• _AIM_:
Copy each line of the entries beneath that contains the word "突发原因不明的传染病".

• _SUPPLIED RECORDS_:
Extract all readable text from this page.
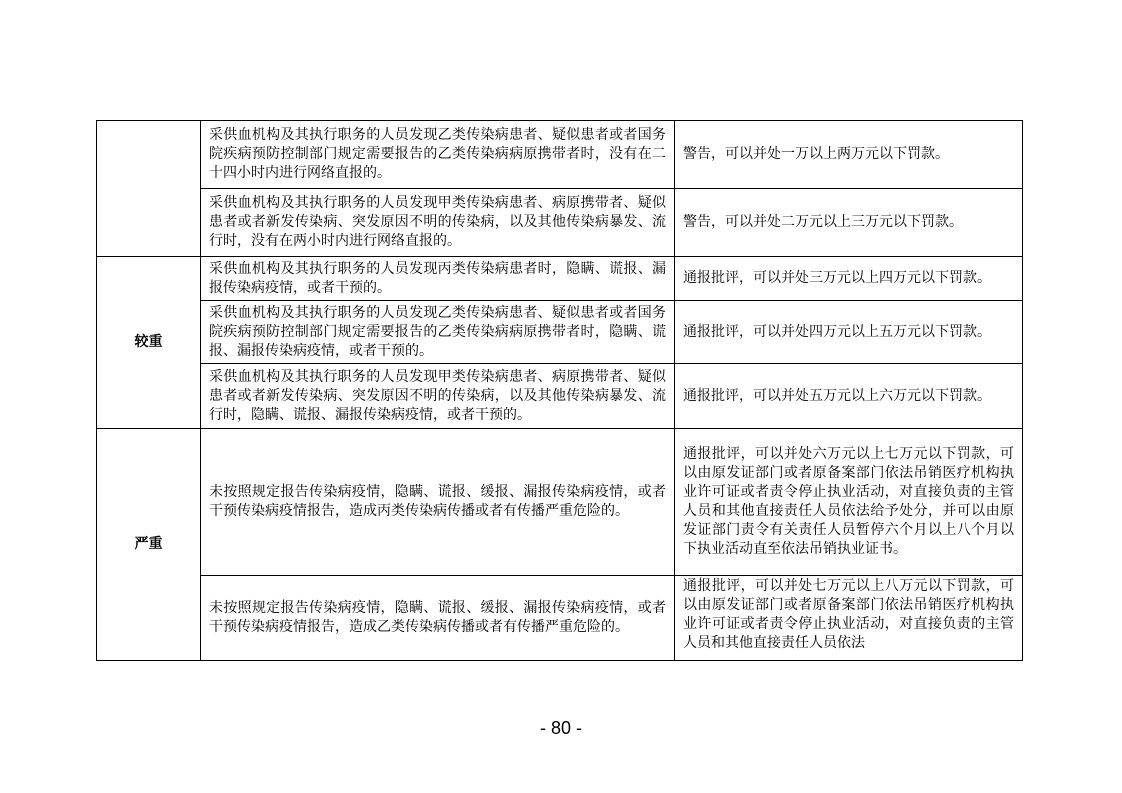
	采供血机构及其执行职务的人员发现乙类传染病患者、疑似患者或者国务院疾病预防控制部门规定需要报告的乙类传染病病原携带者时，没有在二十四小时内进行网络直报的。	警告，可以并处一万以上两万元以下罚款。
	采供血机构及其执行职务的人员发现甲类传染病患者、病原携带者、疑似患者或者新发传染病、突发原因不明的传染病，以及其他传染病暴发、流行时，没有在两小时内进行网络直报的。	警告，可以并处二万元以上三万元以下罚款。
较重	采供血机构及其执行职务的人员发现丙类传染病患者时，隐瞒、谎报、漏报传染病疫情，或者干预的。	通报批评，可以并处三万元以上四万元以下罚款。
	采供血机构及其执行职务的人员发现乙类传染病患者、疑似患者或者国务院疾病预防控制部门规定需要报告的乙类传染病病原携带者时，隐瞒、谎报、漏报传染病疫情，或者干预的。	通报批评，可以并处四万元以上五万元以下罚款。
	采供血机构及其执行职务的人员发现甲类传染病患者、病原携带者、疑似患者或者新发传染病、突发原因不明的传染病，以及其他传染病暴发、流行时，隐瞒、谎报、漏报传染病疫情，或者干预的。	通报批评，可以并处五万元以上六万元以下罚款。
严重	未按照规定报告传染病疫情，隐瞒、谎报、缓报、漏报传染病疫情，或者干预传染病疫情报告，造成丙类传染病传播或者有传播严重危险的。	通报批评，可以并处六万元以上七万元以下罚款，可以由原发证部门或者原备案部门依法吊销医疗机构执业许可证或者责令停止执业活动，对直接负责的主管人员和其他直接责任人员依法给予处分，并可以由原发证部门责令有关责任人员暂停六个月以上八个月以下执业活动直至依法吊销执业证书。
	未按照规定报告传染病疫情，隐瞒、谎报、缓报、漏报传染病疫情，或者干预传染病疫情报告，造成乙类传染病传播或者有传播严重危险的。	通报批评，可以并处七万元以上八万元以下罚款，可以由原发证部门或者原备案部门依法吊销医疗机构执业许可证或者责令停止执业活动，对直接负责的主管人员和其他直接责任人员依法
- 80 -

• _THE COMPLETED TASK_:
	采供血机构及其执行职务的人员发现甲类传染病患者、病原携带者、疑似患者或者新发传染病、突发原因不明的传染病，以及其他传染病暴发、流行时，没有在两小时内进行网络直报的。	警告，可以并处二万元以上三万元以下罚款。
	采供血机构及其执行职务的人员发现甲类传染病患者、病原携带者、疑似患者或者新发传染病、突发原因不明的传染病，以及其他传染病暴发、流行时，隐瞒、谎报、漏报传染病疫情，或者干预的。	通报批评，可以并处五万元以上六万元以下罚款。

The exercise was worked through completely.